**** RECORDS ****

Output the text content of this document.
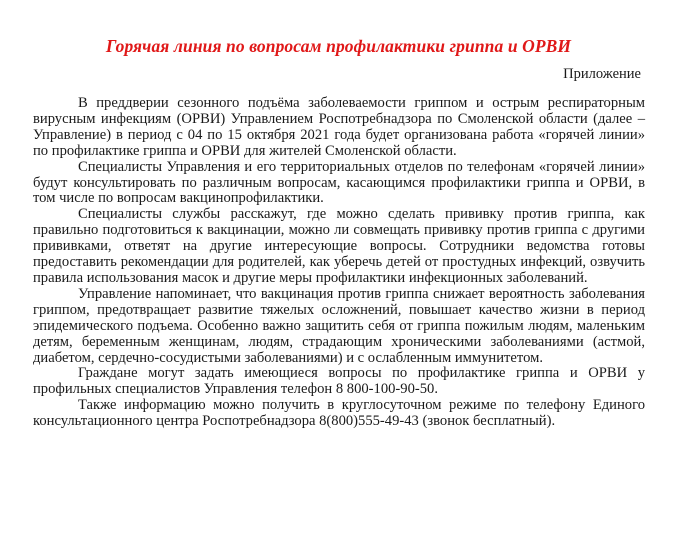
Горячая линия по вопросам профилактики гриппа и ОРВИ
Приложение

В преддверии сезонного подъёма заболеваемости гриппом и острым респираторным вирусным инфекциям (ОРВИ) Управлением Роспотребнадзора по Смоленской области (далее – Управление) в период с 04 по 15 октября 2021 года будет организована работа «горячей линии» по профилактике гриппа и ОРВИ для жителей Смоленской области.

Специалисты Управления и его территориальных отделов по телефонам «горячей линии» будут консультировать по различным вопросам, касающимся профилактики гриппа и ОРВИ, в том числе по вопросам вакцинопрофилактики.

Специалисты службы расскажут, где можно сделать прививку против гриппа, как правильно подготовиться к вакцинации, можно ли совмещать прививку против гриппа с другими прививками, ответят на другие интересующие вопросы. Сотрудники ведомства готовы предоставить рекомендации для родителей, как уберечь детей от простудных инфекций, озвучить правила использования масок и другие меры профилактики инфекционных заболеваний.

Управление напоминает, что вакцинация против гриппа снижает вероятность заболевания гриппом, предотвращает развитие тяжелых осложнений, повышает качество жизни в период эпидемического подъема. Особенно важно защитить себя от гриппа пожилым людям, маленьким детям, беременным женщинам, людям, страдающим хроническими заболеваниями (астмой, диабетом, сердечно-сосудистыми заболеваниями) и с ослабленным иммунитетом.

Граждане могут задать имеющиеся вопросы по профилактике гриппа и ОРВИ у профильных специалистов Управления телефон 8 800-100-90-50.

Также информацию можно получить в круглосуточном режиме по телефону Единого консультационного центра Роспотребнадзора 8(800)555-49-43 (звонок бесплатный).
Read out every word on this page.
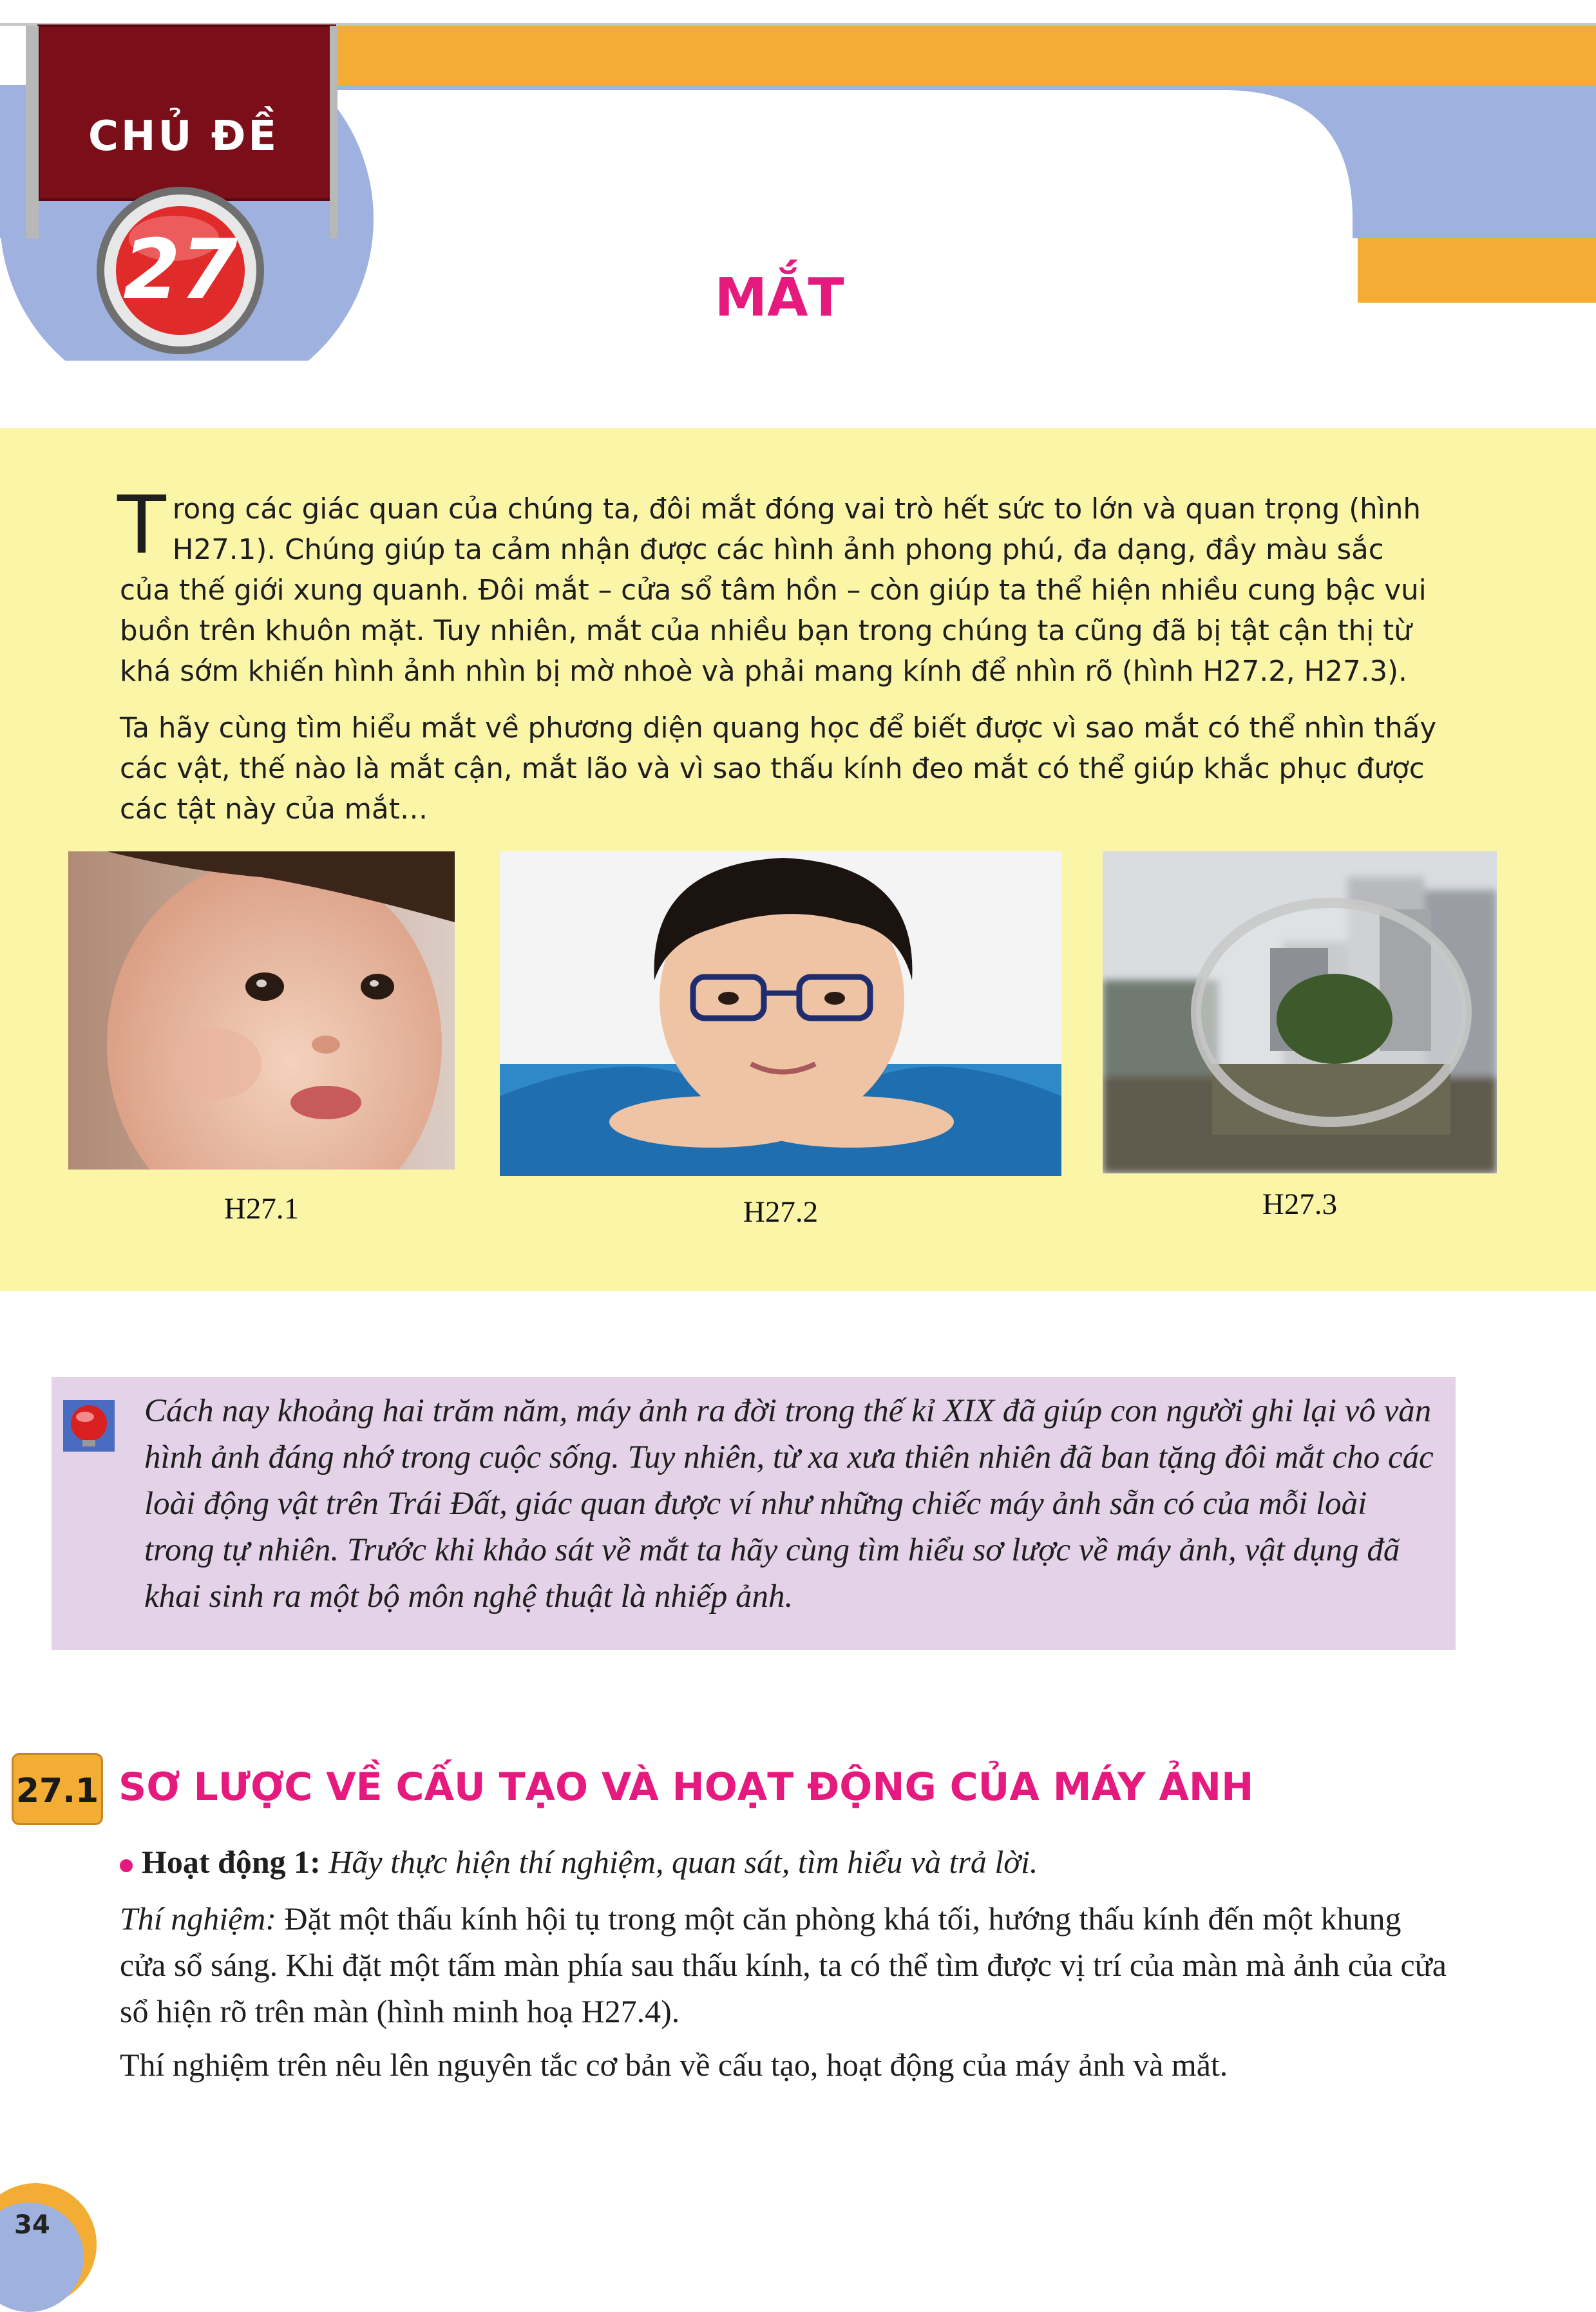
CHỦ ĐỀ
27	MẮT
Trong các giác quan của chúng ta, đôi mắt đóng vai trò hết sức to lớn và quan trọng (hình H27.1). Chúng giúp ta cảm nhận được các hình ảnh phong phú, đa dạng, đầy màu sắc của thế giới xung quanh. Đôi mắt – cửa sổ tâm hồn – còn giúp ta thể hiện nhiều cung bậc vui buồn trên khuôn mặt. Tuy nhiên, mắt của nhiều bạn trong chúng ta cũng đã bị tật cận thị từ khá sớm khiến hình ảnh nhìn bị mờ nhoè và phải mang kính để nhìn rõ (hình H27.2, H27.3).
Ta hãy cùng tìm hiểu mắt về phương diện quang học để biết được vì sao mắt có thể nhìn thấy các vật, thế nào là mắt cận, mắt lão và vì sao thấu kính đeo mắt có thể giúp khắc phục được các tật này của mắt…
H27.1	H27.2	H27.3
Cách nay khoảng hai trăm năm, máy ảnh ra đời trong thế kỉ XIX đã giúp con người ghi lại vô vàn hình ảnh đáng nhớ trong cuộc sống. Tuy nhiên, từ xa xưa thiên nhiên đã ban tặng đôi mắt cho các loài động vật trên Trái Đất, giác quan được ví như những chiếc máy ảnh sẵn có của mỗi loài trong tự nhiên. Trước khi khảo sát về mắt ta hãy cùng tìm hiểu sơ lược về máy ảnh, vật dụng đã khai sinh ra một bộ môn nghệ thuật là nhiếp ảnh.
27.1 SƠ LƯỢC VỀ CẤU TẠO VÀ HOẠT ĐỘNG CỦA MÁY ẢNH
Hoạt động 1: Hãy thực hiện thí nghiệm, quan sát, tìm hiểu và trả lời.
Thí nghiệm: Đặt một thấu kính hội tụ trong một căn phòng khá tối, hướng thấu kính đến một khung cửa sổ sáng. Khi đặt một tấm màn phía sau thấu kính, ta có thể tìm được vị trí của màn mà ảnh của cửa sổ hiện rõ trên màn (hình minh hoạ H27.4).
Thí nghiệm trên nêu lên nguyên tắc cơ bản về cấu tạo, hoạt động của máy ảnh và mắt.
34
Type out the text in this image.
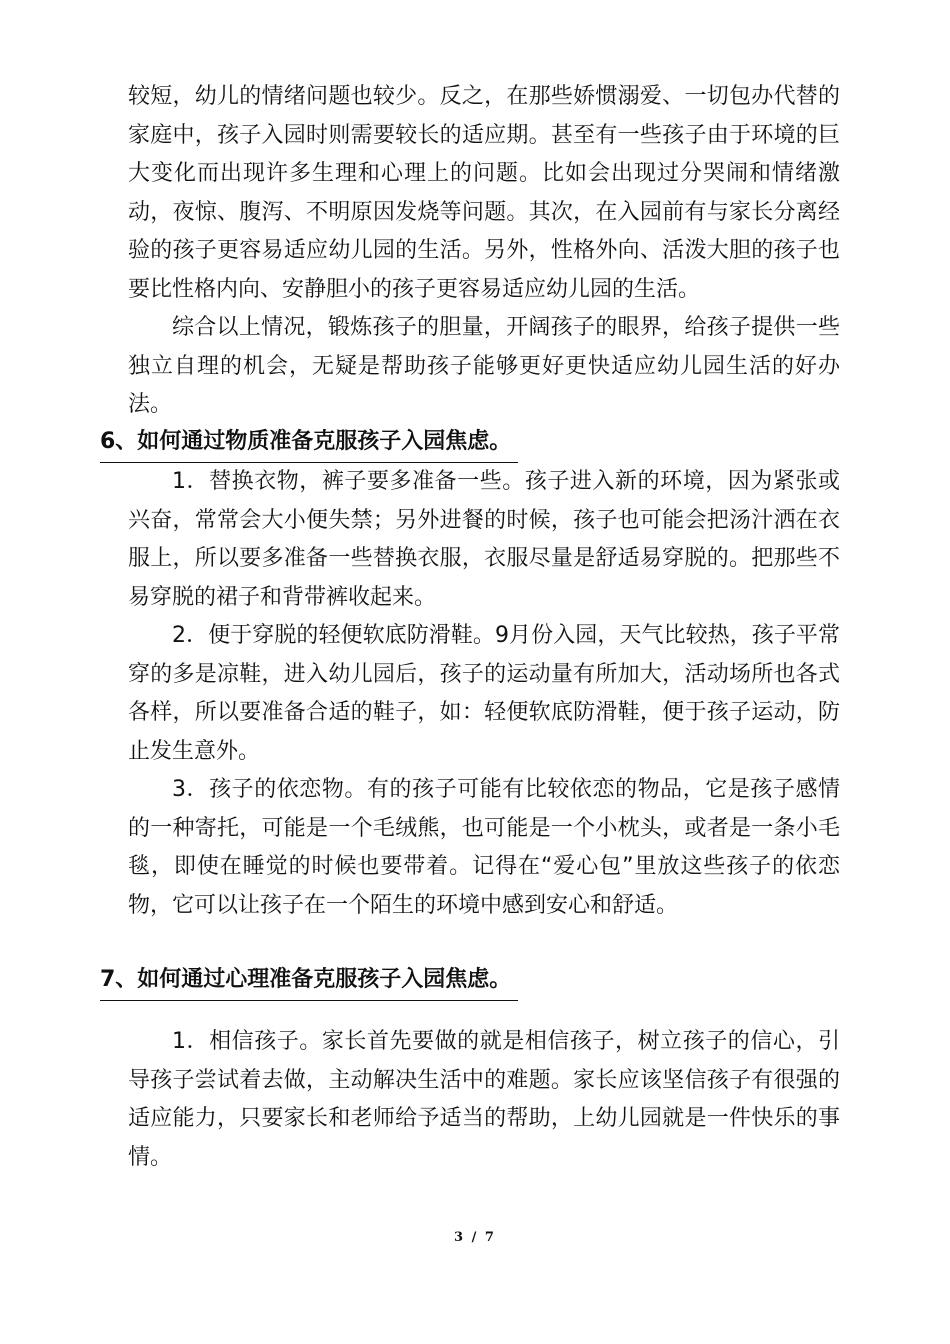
较短，幼儿的情绪问题也较少。反之，在那些娇惯溺爱、一切包办代替的家庭中，孩子入园时则需要较长的适应期。甚至有一些孩子由于环境的巨大变化而出现许多生理和心理上的问题。比如会出现过分哭闹和情绪激动，夜惊、腹泻、不明原因发烧等问题。其次，在入园前有与家长分离经验的孩子更容易适应幼儿园的生活。另外，性格外向、活泼大胆的孩子也要比性格内向、安静胆小的孩子更容易适应幼儿园的生活。

综合以上情况，锻炼孩子的胆量，开阔孩子的眼界，给孩子提供一些独立自理的机会，无疑是帮助孩子能够更好更快适应幼儿园生活的好办法。

6、如何通过物质准备克服孩子入园焦虑。

1．替换衣物，裤子要多准备一些。孩子进入新的环境，因为紧张或兴奋，常常会大小便失禁；另外进餐的时候，孩子也可能会把汤汁洒在衣服上，所以要多准备一些替换衣服，衣服尽量是舒适易穿脱的。把那些不易穿脱的裙子和背带裤收起来。

2．便于穿脱的轻便软底防滑鞋。9月份入园，天气比较热，孩子平常穿的多是凉鞋，进入幼儿园后，孩子的运动量有所加大，活动场所也各式各样，所以要准备合适的鞋子，如：轻便软底防滑鞋，便于孩子运动，防止发生意外。

3．孩子的依恋物。有的孩子可能有比较依恋的物品，它是孩子感情的一种寄托，可能是一个毛绒熊，也可能是一个小枕头，或者是一条小毛毯，即使在睡觉的时候也要带着。记得在“爱心包”里放这些孩子的依恋物，它可以让孩子在一个陌生的环境中感到安心和舒适。

7、如何通过心理准备克服孩子入园焦虑。

1．相信孩子。家长首先要做的就是相信孩子，树立孩子的信心，引导孩子尝试着去做，主动解决生活中的难题。家长应该坚信孩子有很强的适应能力，只要家长和老师给予适当的帮助，上幼儿园就是一件快乐的事情。

3 / 7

****

### GIVEN TASK
Output all of the entries verbatim, leaving out any images.

### EXERCISE ANSWER
Output the text content of this document.
Горячая линия по вопросам профилактики гриппа и ОРВИ
Приложение

В преддверии сезонного подъёма заболеваемости гриппом и острым респираторным вирусным инфекциям (ОРВИ) Управлением Роспотребнадзора по Смоленской области (далее – Управление) в период с 04 по 15 октября 2021 года будет организована работа «горячей линии» по профилактике гриппа и ОРВИ для жителей Смоленской области.

Специалисты Управления и его территориальных отделов по телефонам «горячей линии» будут консультировать по различным вопросам, касающимся профилактики гриппа и ОРВИ, в том числе по вопросам вакцинопрофилактики.

Специалисты службы расскажут, где можно сделать прививку против гриппа, как правильно подготовиться к вакцинации, можно ли совмещать прививку против гриппа с другими прививками, ответят на другие интересующие вопросы. Сотрудники ведомства готовы предоставить рекомендации для родителей, как уберечь детей от простудных инфекций, озвучить правила использования масок и другие меры профилактики инфекционных заболеваний.

Управление напоминает, что вакцинация против гриппа снижает вероятность заболевания гриппом, предотвращает развитие тяжелых осложнений, повышает качество жизни в период эпидемического подъема. Особенно важно защитить себя от гриппа пожилым людям, маленьким детям, беременным женщинам, людям, страдающим хроническими заболеваниями (астмой, диабетом, сердечно-сосудистыми заболеваниями) и с ослабленным иммунитетом.

Граждане могут задать имеющиеся вопросы по профилактике гриппа и ОРВИ у профильных специалистов Управления телефон 8 800-100-90-50.

Также информацию можно получить в круглосуточном режиме по телефону Единого консультационного центра Роспотребнадзора 8(800)555-49-43 (звонок бесплатный).
Read out every word on this page.
CHỦ ĐỀ
27	MẮT
Trong các giác quan của chúng ta, đôi mắt đóng vai trò hết sức to lớn và quan trọng (hình H27.1). Chúng giúp ta cảm nhận được các hình ảnh phong phú, đa dạng, đầy màu sắc của thế giới xung quanh. Đôi mắt – cửa sổ tâm hồn – còn giúp ta thể hiện nhiều cung bậc vui buồn trên khuôn mặt. Tuy nhiên, mắt của nhiều bạn trong chúng ta cũng đã bị tật cận thị từ khá sớm khiến hình ảnh nhìn bị mờ nhoè và phải mang kính để nhìn rõ (hình H27.2, H27.3).
Ta hãy cùng tìm hiểu mắt về phương diện quang học để biết được vì sao mắt có thể nhìn thấy các vật, thế nào là mắt cận, mắt lão và vì sao thấu kính đeo mắt có thể giúp khắc phục được các tật này của mắt…
H27.1	H27.2	H27.3
Cách nay khoảng hai trăm năm, máy ảnh ra đời trong thế kỉ XIX đã giúp con người ghi lại vô vàn hình ảnh đáng nhớ trong cuộc sống. Tuy nhiên, từ xa xưa thiên nhiên đã ban tặng đôi mắt cho các loài động vật trên Trái Đất, giác quan được ví như những chiếc máy ảnh sẵn có của mỗi loài trong tự nhiên. Trước khi khảo sát về mắt ta hãy cùng tìm hiểu sơ lược về máy ảnh, vật dụng đã khai sinh ra một bộ môn nghệ thuật là nhiếp ảnh.
27.1 SƠ LƯỢC VỀ CẤU TẠO VÀ HOẠT ĐỘNG CỦA MÁY ẢNH
Hoạt động 1: Hãy thực hiện thí nghiệm, quan sát, tìm hiểu và trả lời.
Thí nghiệm: Đặt một thấu kính hội tụ trong một căn phòng khá tối, hướng thấu kính đến một khung cửa sổ sáng. Khi đặt một tấm màn phía sau thấu kính, ta có thể tìm được vị trí của màn mà ảnh của cửa sổ hiện rõ trên màn (hình minh hoạ H27.4).
Thí nghiệm trên nêu lên nguyên tắc cơ bản về cấu tạo, hoạt động của máy ảnh và mắt.
34
Type out the text in this image.
较短，幼儿的情绪问题也较少。反之，在那些娇惯溺爱、一切包办代替的家庭中，孩子入园时则需要较长的适应期。甚至有一些孩子由于环境的巨大变化而出现许多生理和心理上的问题。比如会出现过分哭闹和情绪激动，夜惊、腹泻、不明原因发烧等问题。其次，在入园前有与家长分离经验的孩子更容易适应幼儿园的生活。另外，性格外向、活泼大胆的孩子也要比性格内向、安静胆小的孩子更容易适应幼儿园的生活。

综合以上情况，锻炼孩子的胆量，开阔孩子的眼界，给孩子提供一些独立自理的机会，无疑是帮助孩子能够更好更快适应幼儿园生活的好办法。

6、如何通过物质准备克服孩子入园焦虑。

1．替换衣物，裤子要多准备一些。孩子进入新的环境，因为紧张或兴奋，常常会大小便失禁；另外进餐的时候，孩子也可能会把汤汁洒在衣服上，所以要多准备一些替换衣服，衣服尽量是舒适易穿脱的。把那些不易穿脱的裙子和背带裤收起来。

2．便于穿脱的轻便软底防滑鞋。9月份入园，天气比较热，孩子平常穿的多是凉鞋，进入幼儿园后，孩子的运动量有所加大，活动场所也各式各样，所以要准备合适的鞋子，如：轻便软底防滑鞋，便于孩子运动，防止发生意外。

3．孩子的依恋物。有的孩子可能有比较依恋的物品，它是孩子感情的一种寄托，可能是一个毛绒熊，也可能是一个小枕头，或者是一条小毛毯，即使在睡觉的时候也要带着。记得在“爱心包”里放这些孩子的依恋物，它可以让孩子在一个陌生的环境中感到安心和舒适。

7、如何通过心理准备克服孩子入园焦虑。

1．相信孩子。家长首先要做的就是相信孩子，树立孩子的信心，引导孩子尝试着去做，主动解决生活中的难题。家长应该坚信孩子有很强的适应能力，只要家长和老师给予适当的帮助，上幼儿园就是一件快乐的事情。

3 / 7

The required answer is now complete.